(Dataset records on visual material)
⟨
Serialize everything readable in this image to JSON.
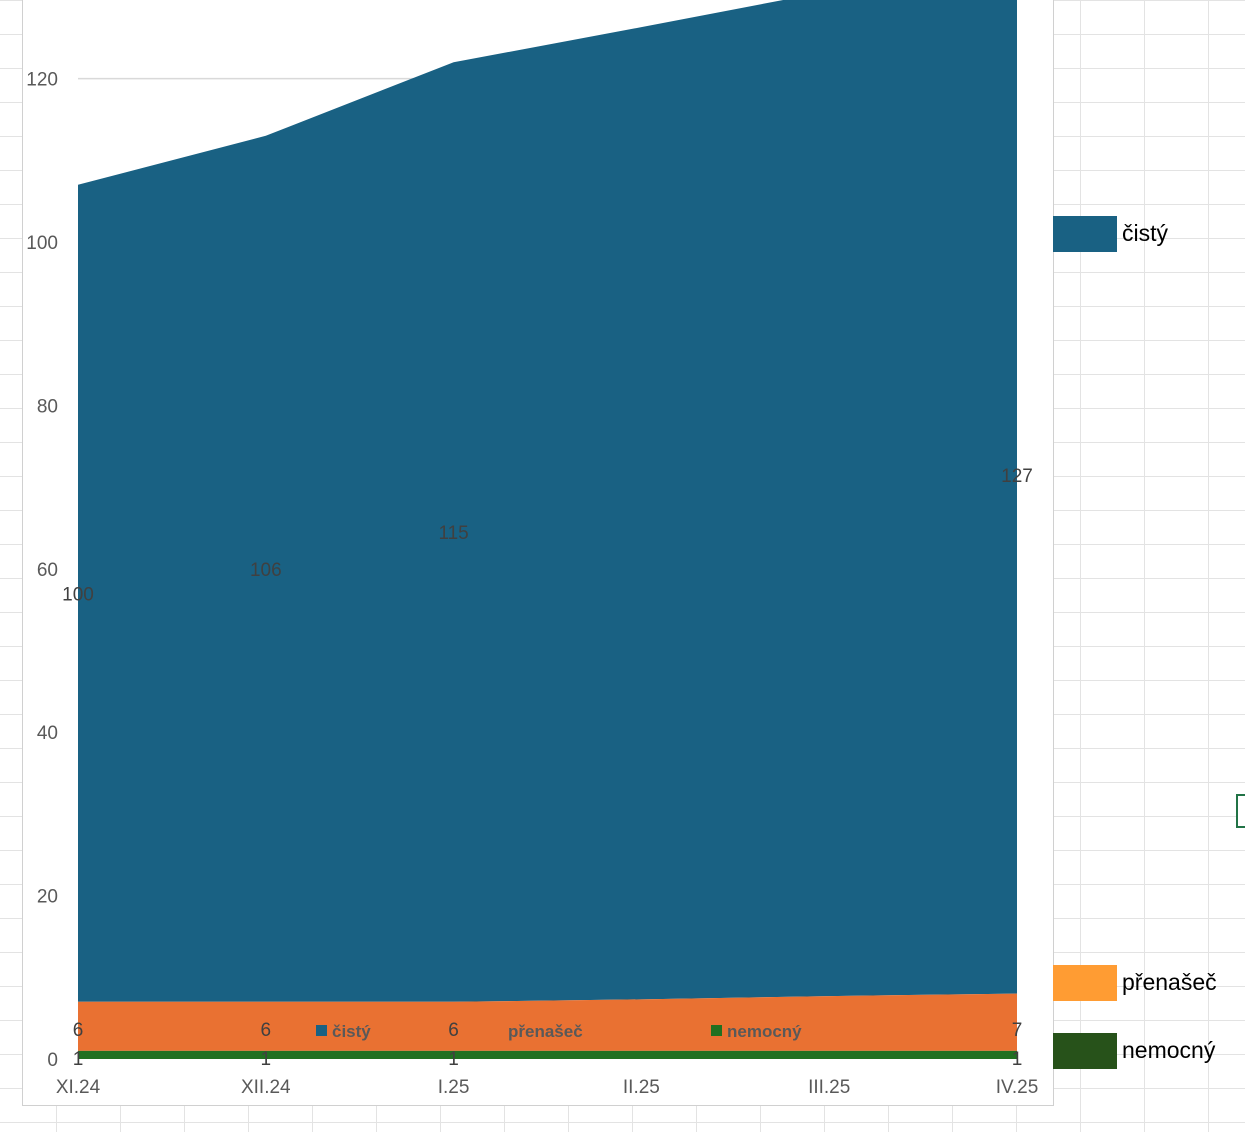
{
  "chart_data": {
    "type": "area",
    "stacked": true,
    "categories": [
      "XI.24",
      "XII.24",
      "I.25",
      "II.25",
      "III.25",
      "IV.25"
    ],
    "series": [
      {
        "name": "nemocný",
        "values": [
          1,
          1,
          1,
          1,
          1,
          1
        ],
        "color": "#217021"
      },
      {
        "name": "přenašeč",
        "values": [
          6,
          6,
          6,
          6.3,
          6.7,
          7
        ],
        "color": "#E97132"
      },
      {
        "name": "čistý",
        "values": [
          100,
          106,
          115,
          119,
          123,
          127
        ],
        "color": "#196183"
      }
    ],
    "data_labels": [
      {
        "series": "čistý",
        "index": 0,
        "text": "100"
      },
      {
        "series": "čistý",
        "index": 1,
        "text": "106"
      },
      {
        "series": "čistý",
        "index": 2,
        "text": "115"
      },
      {
        "series": "čistý",
        "index": 5,
        "text": "127"
      },
      {
        "series": "přenašeč",
        "index": 0,
        "text": "6"
      },
      {
        "series": "přenašeč",
        "index": 1,
        "text": "6"
      },
      {
        "series": "přenašeč",
        "index": 2,
        "text": "6"
      },
      {
        "series": "přenašeč",
        "index": 5,
        "text": "7"
      },
      {
        "series": "nemocný",
        "index": 0,
        "text": "1"
      },
      {
        "series": "nemocný",
        "index": 1,
        "text": "1"
      },
      {
        "series": "nemocný",
        "index": 2,
        "text": "1"
      },
      {
        "series": "nemocný",
        "index": 5,
        "text": "1"
      }
    ],
    "yticks": [
      "0",
      "20",
      "40",
      "60",
      "80",
      "100",
      "120"
    ],
    "ylim": [
      0,
      130
    ],
    "grid": true,
    "inner_legend": [
      {
        "label": "čistý",
        "color": "#196183"
      },
      {
        "label": "přenašeč",
        "color": "#E97132"
      },
      {
        "label": "nemocný",
        "color": "#217021"
      }
    ],
    "side_legend": [
      {
        "label": "čistý",
        "color": "#196183"
      },
      {
        "label": "přenašeč",
        "color": "#FF9C33"
      },
      {
        "label": "nemocný",
        "color": "#27521A"
      }
    ],
    "title": "",
    "xlabel": "",
    "ylabel": ""
  }
}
⟩
## Problem statement
Look back over the material above and state how many lines hold the word "name". Write the number and nothing else.

## Result below
3